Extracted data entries
•••••

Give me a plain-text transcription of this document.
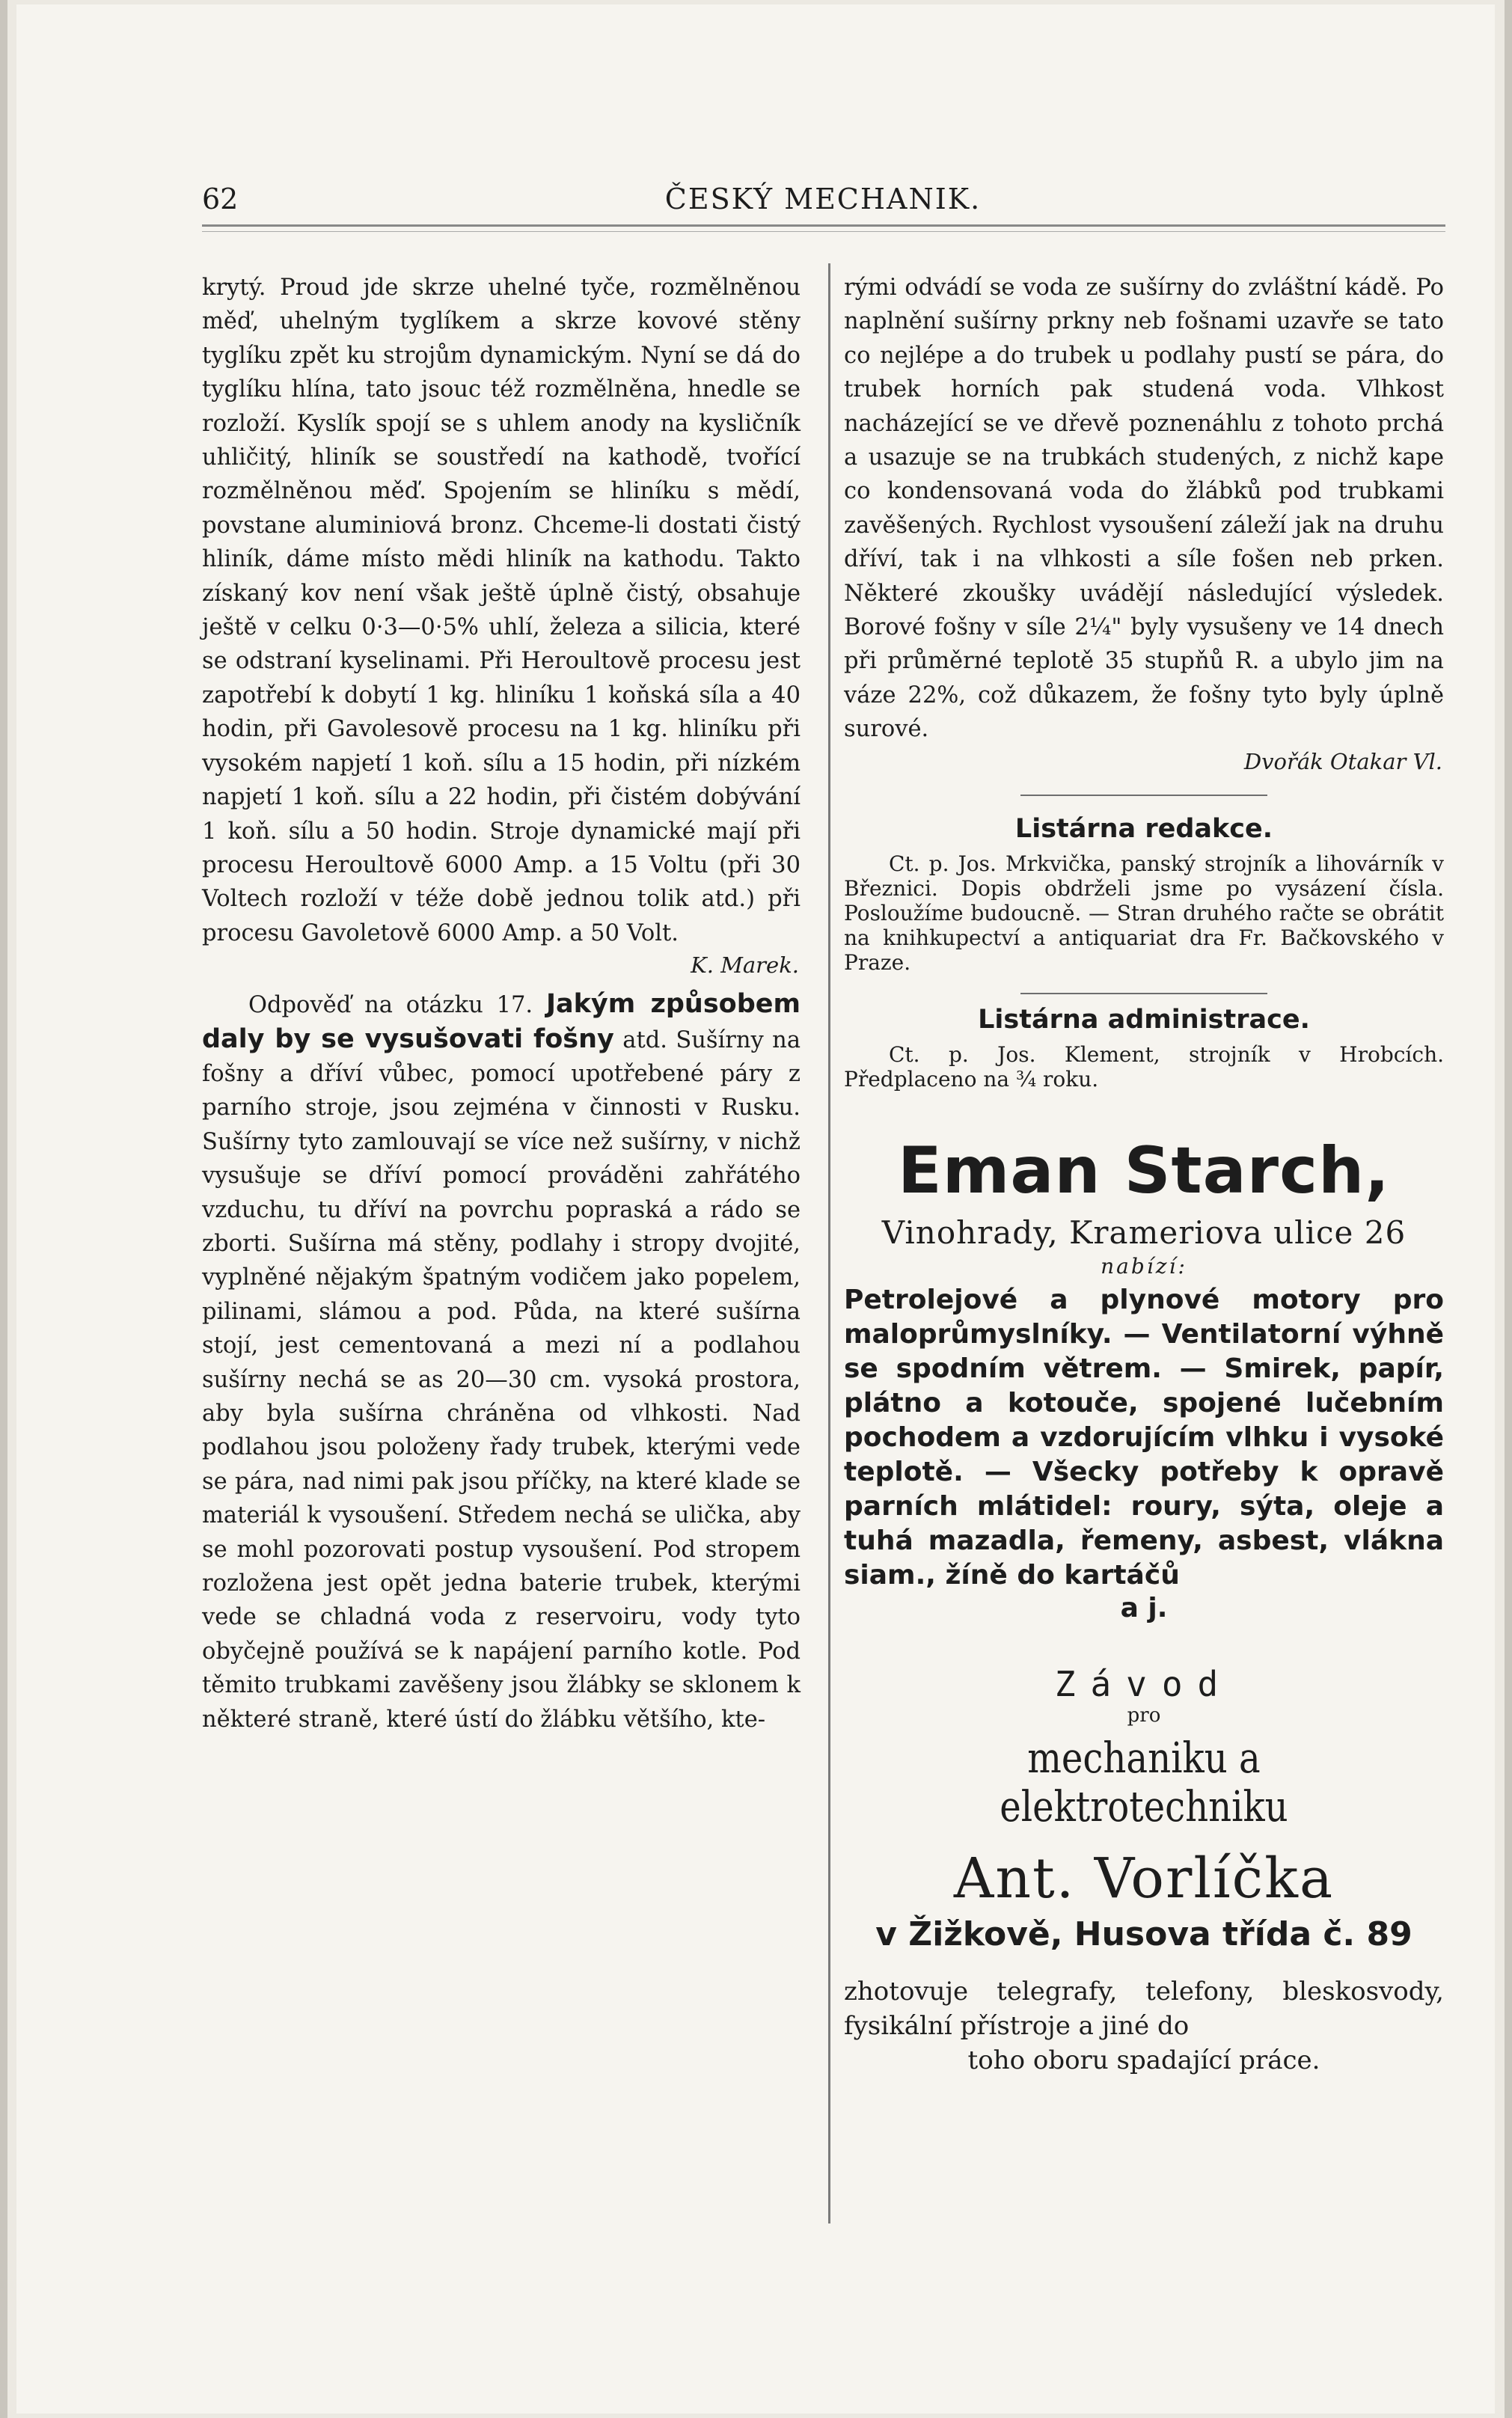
62	ČESKÝ MECHANIK.

krytý. Proud jde skrze uhelné tyče, rozmělněnou měď, uhelným tyglíkem a skrze kovové stěny tyglíku zpět ku strojům dynamickým. Nyní se dá do tyglíku hlína, tato jsouc též rozmělněna, hnedle se rozloží. Kyslík spojí se s uhlem anody na kysličník uhličitý, hliník se soustředí na kathodě, tvořící rozmělněnou měď. Spojením se hliníku s mědí, povstane aluminiová bronz. Chceme-li dostati čistý hliník, dáme místo mědi hliník na kathodu. Takto získaný kov není však ještě úplně čistý, obsahuje ještě v celku 0·3—0·5% uhlí, železa a silicia, které se odstraní kyselinami. Při Heroultově procesu jest zapotřebí k dobytí 1 kg. hliníku 1 koňská síla a 40 hodin, při Gavolesově procesu na 1 kg. hliníku při vysokém napjetí 1 koň. sílu a 15 hodin, při nízkém napjetí 1 koň. sílu a 22 hodin, při čistém dobývání 1 koň. sílu a 50 hodin. Stroje dynamické mají při procesu Heroultově 6000 Amp. a 15 Voltu (při 30 Voltech rozloží v téže době jednou tolik atd.) při procesu Gavoletově 6000 Amp. a 50 Volt.

K. Marek.

Odpověď na otázku 17. Jakým způsobem daly by se vysušovati fošny atd. Sušírny na fošny a dříví vůbec, pomocí upotřebené páry z parního stroje, jsou zejména v činnosti v Rusku. Sušírny tyto zamlouvají se více než sušírny, v nichž vysušuje se dříví pomocí prováděni zahřátého vzduchu, tu dříví na povrchu popraská a rádo se zborti. Sušírna má stěny, podlahy i stropy dvojité, vyplněné nějakým špatným vodičem jako popelem, pilinami, slámou a pod. Půda, na které sušírna stojí, jest cementovaná a mezi ní a podlahou sušírny nechá se as 20—30 cm. vysoká prostora, aby byla sušírna chráněna od vlhkosti. Nad podlahou jsou položeny řady trubek, kterými vede se pára, nad nimi pak jsou příčky, na které klade se materiál k vysoušení. Středem nechá se ulička, aby se mohl pozorovati postup vysoušení. Pod stropem rozložena jest opět jedna baterie trubek, kterými vede se chladná voda z reservoiru, vody tyto obyčejně používá se k napájení parního kotle. Pod těmito trubkami zavěšeny jsou žlábky se sklonem k některé straně, které ústí do žlábku většího, kte-

rými odvádí se voda ze sušírny do zvláštní kádě. Po naplnění sušírny prkny neb fošnami uzavře se tato co nejlépe a do trubek u podlahy pustí se pára, do trubek horních pak studená voda. Vlhkost nacházející se ve dřevě poznenáhlu z tohoto prchá a usazuje se na trubkách studených, z nichž kape co kondensovaná voda do žlábků pod trubkami zavěšených. Rychlost vysoušení záleží jak na druhu dříví, tak i na vlhkosti a síle fošen neb prken. Některé zkoušky uvádějí následující výsledek. Borové fošny v síle 2¼" byly vysušeny ve 14 dnech při průměrné teplotě 35 stupňů R. a ubylo jim na váze 22%, což důkazem, že fošny tyto byly úplně surové.

Dvořák Otakar Vl.

Listárna redakce.

Ct. p. Jos. Mrkvička, panský strojník a lihovárník v Březnici. Dopis obdrželi jsme po vysázení čísla. Posloužíme budoucně. — Stran druhého račte se obrátit na knihkupectví a antiquariat dra Fr. Bačkovského v Praze.

Listárna administrace.

Ct. p. Jos. Klement, strojník v Hrobcích. Předplaceno na ¾ roku.

Eman Starch,
Vinohrady, Krameriova ulice 26
nabízí:

Petrolejové a plynové motory pro maloprůmyslníky. — Ventilatorní výhně se spodním větrem. — Smirek, papír, plátno a kotouče, spojené lučebním pochodem a vzdorujícím vlhku i vysoké teplotě. — Všecky potřeby k opravě parních mlátidel: roury, sýta, oleje a tuhá mazadla, řemeny, asbest, vlákna siam., žíně do kartáčů

a j.

Závod
pro
mechaniku a elektrotechniku
Ant. Vorlíčka
v Žižkově, Husova třída č. 89

zhotovuje telegrafy, telefony, bleskosvody, fysikální přístroje a jiné do

toho oboru spadající práce.
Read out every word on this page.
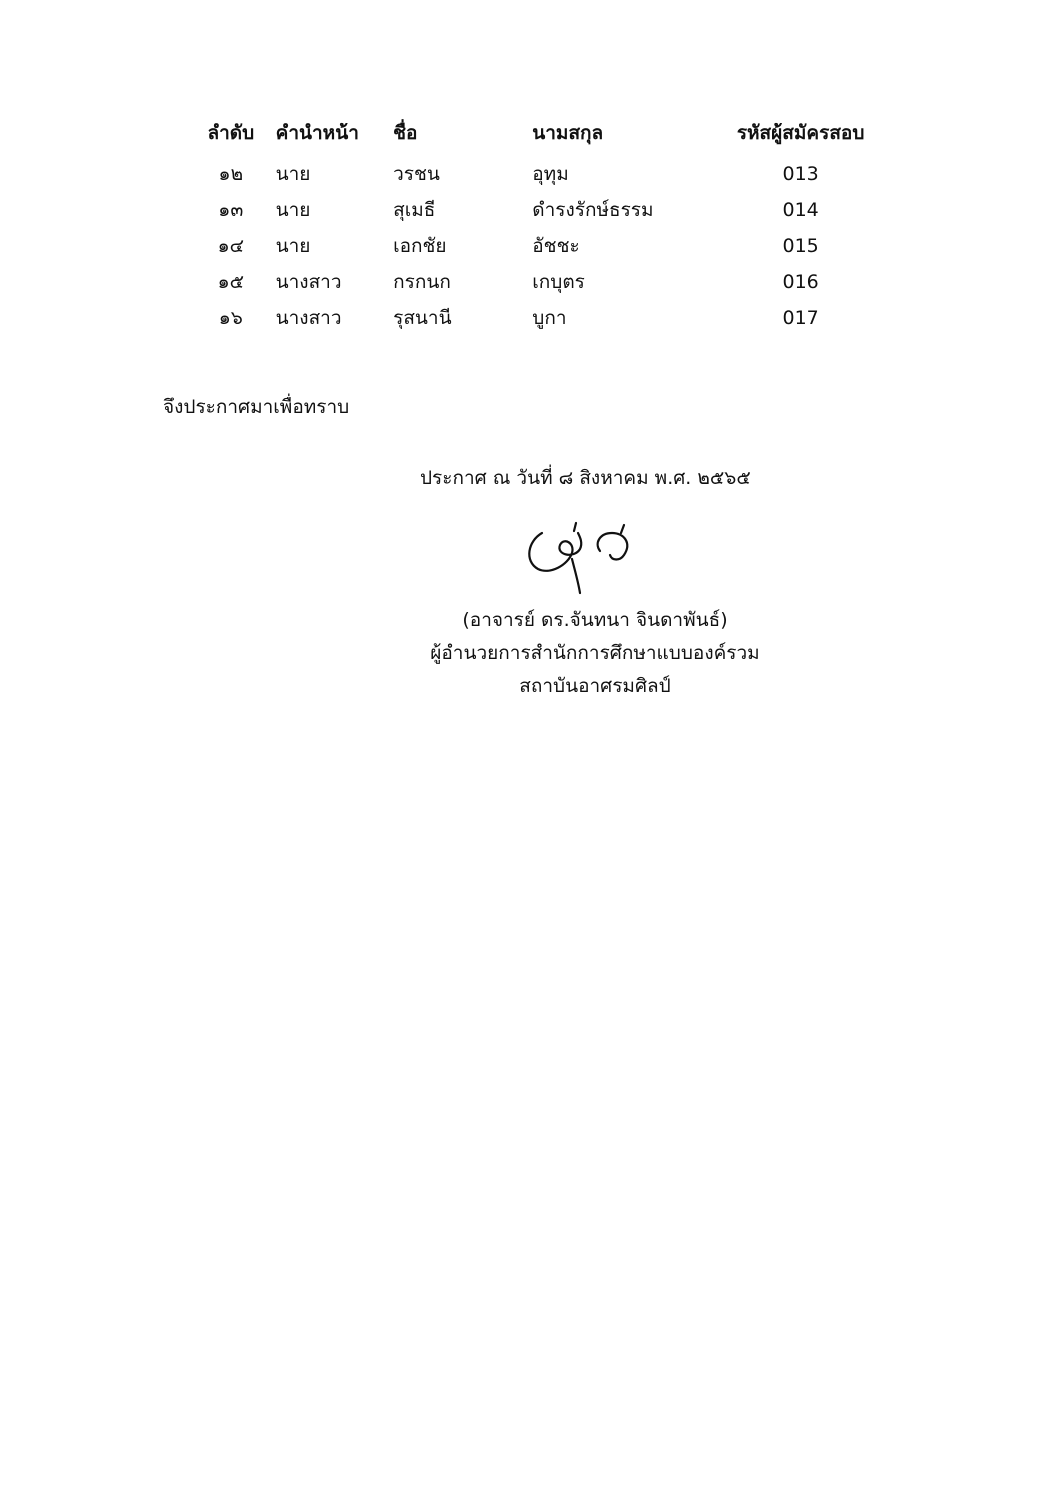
ลำดับ	คำนำหน้า	ชื่อ	นามสกุล	รหัสผู้สมัครสอบ
๑๒	นาย	วรชน	อุทุม	013
๑๓	นาย	สุเมธี	ดำรงรักษ์ธรรม	014
๑๔	นาย	เอกชัย	อัชชะ	015
๑๕	นางสาว	กรกนก	เกบุตร	016
๑๖	นางสาว	รุสนานี	บูกา	017
จึงประกาศมาเพื่อทราบ
ประกาศ ณ วันที่ ๘ สิงหาคม พ.ศ. ๒๕๖๕
(อาจารย์ ดร.จันทนา จินดาพันธ์)
ผู้อำนวยการสำนักการศึกษาแบบองค์รวม
สถาบันอาศรมศิลป์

•••••

**TASK DESCRIPTION:**
Gather all the lines that include the word "this" and copy them out.

**WRITTEN ANSWER:**
Give me a plain-text transcription of this document.
Read out every word on this page.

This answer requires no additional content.